### TASK BRIEF
Extract every line of the material below and reproduce it faithfully.

(Extracted records)
══════════

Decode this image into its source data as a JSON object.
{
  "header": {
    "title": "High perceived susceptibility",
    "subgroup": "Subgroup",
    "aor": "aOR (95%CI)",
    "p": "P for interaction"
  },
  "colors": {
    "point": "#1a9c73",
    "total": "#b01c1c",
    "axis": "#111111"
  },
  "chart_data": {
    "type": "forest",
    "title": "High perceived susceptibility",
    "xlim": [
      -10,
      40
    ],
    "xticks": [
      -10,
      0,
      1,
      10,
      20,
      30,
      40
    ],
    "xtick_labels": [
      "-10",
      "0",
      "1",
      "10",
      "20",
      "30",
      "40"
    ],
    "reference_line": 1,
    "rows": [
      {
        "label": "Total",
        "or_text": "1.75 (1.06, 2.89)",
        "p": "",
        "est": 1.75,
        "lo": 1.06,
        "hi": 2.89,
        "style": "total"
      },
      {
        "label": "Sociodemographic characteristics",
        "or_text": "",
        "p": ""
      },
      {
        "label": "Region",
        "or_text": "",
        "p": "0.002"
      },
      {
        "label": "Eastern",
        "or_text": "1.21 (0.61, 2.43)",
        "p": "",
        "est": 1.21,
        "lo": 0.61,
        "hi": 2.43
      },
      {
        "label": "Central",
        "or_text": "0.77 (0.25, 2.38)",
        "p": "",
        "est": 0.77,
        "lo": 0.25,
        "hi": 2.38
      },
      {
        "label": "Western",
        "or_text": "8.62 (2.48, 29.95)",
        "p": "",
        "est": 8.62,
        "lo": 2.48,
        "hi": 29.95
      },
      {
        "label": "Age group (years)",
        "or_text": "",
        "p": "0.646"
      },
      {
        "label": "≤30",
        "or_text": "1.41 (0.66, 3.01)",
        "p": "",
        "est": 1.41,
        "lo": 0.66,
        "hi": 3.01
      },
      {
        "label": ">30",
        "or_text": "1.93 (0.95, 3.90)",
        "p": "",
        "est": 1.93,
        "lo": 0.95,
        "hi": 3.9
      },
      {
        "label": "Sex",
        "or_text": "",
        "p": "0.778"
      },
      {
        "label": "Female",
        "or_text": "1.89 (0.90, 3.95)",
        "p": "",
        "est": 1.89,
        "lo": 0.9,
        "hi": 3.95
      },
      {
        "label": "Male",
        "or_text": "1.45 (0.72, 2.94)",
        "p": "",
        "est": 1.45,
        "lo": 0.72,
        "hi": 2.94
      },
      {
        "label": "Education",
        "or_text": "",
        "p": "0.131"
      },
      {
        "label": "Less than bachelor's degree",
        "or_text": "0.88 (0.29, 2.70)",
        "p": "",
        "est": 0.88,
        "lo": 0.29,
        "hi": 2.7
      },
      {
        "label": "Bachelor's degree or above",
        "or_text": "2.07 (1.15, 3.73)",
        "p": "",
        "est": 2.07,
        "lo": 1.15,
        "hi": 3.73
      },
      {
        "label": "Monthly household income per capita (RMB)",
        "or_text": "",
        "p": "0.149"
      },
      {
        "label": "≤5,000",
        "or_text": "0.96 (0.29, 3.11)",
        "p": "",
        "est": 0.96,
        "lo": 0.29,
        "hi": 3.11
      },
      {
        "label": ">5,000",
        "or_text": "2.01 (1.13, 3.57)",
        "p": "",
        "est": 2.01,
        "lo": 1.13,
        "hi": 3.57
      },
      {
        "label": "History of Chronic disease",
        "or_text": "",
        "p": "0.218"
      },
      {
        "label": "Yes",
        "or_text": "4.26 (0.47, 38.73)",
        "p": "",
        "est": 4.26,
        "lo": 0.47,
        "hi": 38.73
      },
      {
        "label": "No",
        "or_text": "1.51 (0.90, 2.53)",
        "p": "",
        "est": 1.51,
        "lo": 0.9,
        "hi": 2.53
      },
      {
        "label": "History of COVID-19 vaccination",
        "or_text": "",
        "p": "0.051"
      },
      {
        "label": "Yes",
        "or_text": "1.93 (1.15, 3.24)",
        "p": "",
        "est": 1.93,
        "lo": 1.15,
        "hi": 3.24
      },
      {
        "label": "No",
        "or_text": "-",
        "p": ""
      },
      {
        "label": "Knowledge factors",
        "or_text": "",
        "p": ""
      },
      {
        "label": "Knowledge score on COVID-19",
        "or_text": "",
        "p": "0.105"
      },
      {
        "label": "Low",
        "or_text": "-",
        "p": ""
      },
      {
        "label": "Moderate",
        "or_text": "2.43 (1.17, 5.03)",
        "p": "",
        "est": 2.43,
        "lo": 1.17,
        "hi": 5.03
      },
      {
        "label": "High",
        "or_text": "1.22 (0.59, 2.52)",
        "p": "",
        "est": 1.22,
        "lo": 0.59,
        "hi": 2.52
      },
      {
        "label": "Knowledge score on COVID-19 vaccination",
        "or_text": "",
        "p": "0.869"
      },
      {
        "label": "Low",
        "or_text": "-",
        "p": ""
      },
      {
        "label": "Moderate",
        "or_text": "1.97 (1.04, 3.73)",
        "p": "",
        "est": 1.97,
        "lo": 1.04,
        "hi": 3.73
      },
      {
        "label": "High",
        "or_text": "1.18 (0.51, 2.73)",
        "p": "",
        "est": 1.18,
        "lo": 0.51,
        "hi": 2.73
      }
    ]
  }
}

══════════

### RESULT FOR THIS TASK
Decode this image into its source data as a JSON object.
{
  "header": {
    "title": "High perceived susceptibility",
    "subgroup": "Subgroup",
    "aor": "aOR (95%CI)",
    "p": "P for interaction"
  },
  "colors": {
    "point": "#1a9c73",
    "total": "#b01c1c",
    "axis": "#111111"
  },
  "chart_data": {
    "type": "forest",
    "title": "High perceived susceptibility",
    "xlim": [
      -10,
      40
    ],
    "xticks": [
      -10,
      0,
      1,
      10,
      20,
      30,
      40
    ],
    "xtick_labels": [
      "-10",
      "0",
      "1",
      "10",
      "20",
      "30",
      "40"
    ],
    "reference_line": 1,
    "rows": [
      {
        "label": "Total",
        "or_text": "1.75 (1.06, 2.89)",
        "p": "",
        "est": 1.75,
        "lo": 1.06,
        "hi": 2.89,
        "style": "total"
      },
      {
        "label": "Sociodemographic characteristics",
        "or_text": "",
        "p": ""
      },
      {
        "label": "Region",
        "or_text": "",
        "p": "0.002"
      },
      {
        "label": "Eastern",
        "or_text": "1.21 (0.61, 2.43)",
        "p": "",
        "est": 1.21,
        "lo": 0.61,
        "hi": 2.43
      },
      {
        "label": "Central",
        "or_text": "0.77 (0.25, 2.38)",
        "p": "",
        "est": 0.77,
        "lo": 0.25,
        "hi": 2.38
      },
      {
        "label": "Western",
        "or_text": "8.62 (2.48, 29.95)",
        "p": "",
        "est": 8.62,
        "lo": 2.48,
        "hi": 29.95
      },
      {
        "label": "Age group (years)",
        "or_text": "",
        "p": "0.646"
      },
      {
        "label": "≤30",
        "or_text": "1.41 (0.66, 3.01)",
        "p": "",
        "est": 1.41,
        "lo": 0.66,
        "hi": 3.01
      },
      {
        "label": ">30",
        "or_text": "1.93 (0.95, 3.90)",
        "p": "",
        "est": 1.93,
        "lo": 0.95,
        "hi": 3.9
      },
      {
        "label": "Sex",
        "or_text": "",
        "p": "0.778"
      },
      {
        "label": "Female",
        "or_text": "1.89 (0.90, 3.95)",
        "p": "",
        "est": 1.89,
        "lo": 0.9,
        "hi": 3.95
      },
      {
        "label": "Male",
        "or_text": "1.45 (0.72, 2.94)",
        "p": "",
        "est": 1.45,
        "lo": 0.72,
        "hi": 2.94
      },
      {
        "label": "Education",
        "or_text": "",
        "p": "0.131"
      },
      {
        "label": "Less than bachelor's degree",
        "or_text": "0.88 (0.29, 2.70)",
        "p": "",
        "est": 0.88,
        "lo": 0.29,
        "hi": 2.7
      },
      {
        "label": "Bachelor's degree or above",
        "or_text": "2.07 (1.15, 3.73)",
        "p": "",
        "est": 2.07,
        "lo": 1.15,
        "hi": 3.73
      },
      {
        "label": "Monthly household income per capita (RMB)",
        "or_text": "",
        "p": "0.149"
      },
      {
        "label": "≤5,000",
        "or_text": "0.96 (0.29, 3.11)",
        "p": "",
        "est": 0.96,
        "lo": 0.29,
        "hi": 3.11
      },
      {
        "label": ">5,000",
        "or_text": "2.01 (1.13, 3.57)",
        "p": "",
        "est": 2.01,
        "lo": 1.13,
        "hi": 3.57
      },
      {
        "label": "History of Chronic disease",
        "or_text": "",
        "p": "0.218"
      },
      {
        "label": "Yes",
        "or_text": "4.26 (0.47, 38.73)",
        "p": "",
        "est": 4.26,
        "lo": 0.47,
        "hi": 38.73
      },
      {
        "label": "No",
        "or_text": "1.51 (0.90, 2.53)",
        "p": "",
        "est": 1.51,
        "lo": 0.9,
        "hi": 2.53
      },
      {
        "label": "History of COVID-19 vaccination",
        "or_text": "",
        "p": "0.051"
      },
      {
        "label": "Yes",
        "or_text": "1.93 (1.15, 3.24)",
        "p": "",
        "est": 1.93,
        "lo": 1.15,
        "hi": 3.24
      },
      {
        "label": "No",
        "or_text": "-",
        "p": ""
      },
      {
        "label": "Knowledge factors",
        "or_text": "",
        "p": ""
      },
      {
        "label": "Knowledge score on COVID-19",
        "or_text": "",
        "p": "0.105"
      },
      {
        "label": "Low",
        "or_text": "-",
        "p": ""
      },
      {
        "label": "Moderate",
        "or_text": "2.43 (1.17, 5.03)",
        "p": "",
        "est": 2.43,
        "lo": 1.17,
        "hi": 5.03
      },
      {
        "label": "High",
        "or_text": "1.22 (0.59, 2.52)",
        "p": "",
        "est": 1.22,
        "lo": 0.59,
        "hi": 2.52
      },
      {
        "label": "Knowledge score on COVID-19 vaccination",
        "or_text": "",
        "p": "0.869"
      },
      {
        "label": "Low",
        "or_text": "-",
        "p": ""
      },
      {
        "label": "Moderate",
        "or_text": "1.97 (1.04, 3.73)",
        "p": "",
        "est": 1.97,
        "lo": 1.04,
        "hi": 3.73
      },
      {
        "label": "High",
        "or_text": "1.18 (0.51, 2.73)",
        "p": "",
        "est": 1.18,
        "lo": 0.51,
        "hi": 2.73
      }
    ]
  }
}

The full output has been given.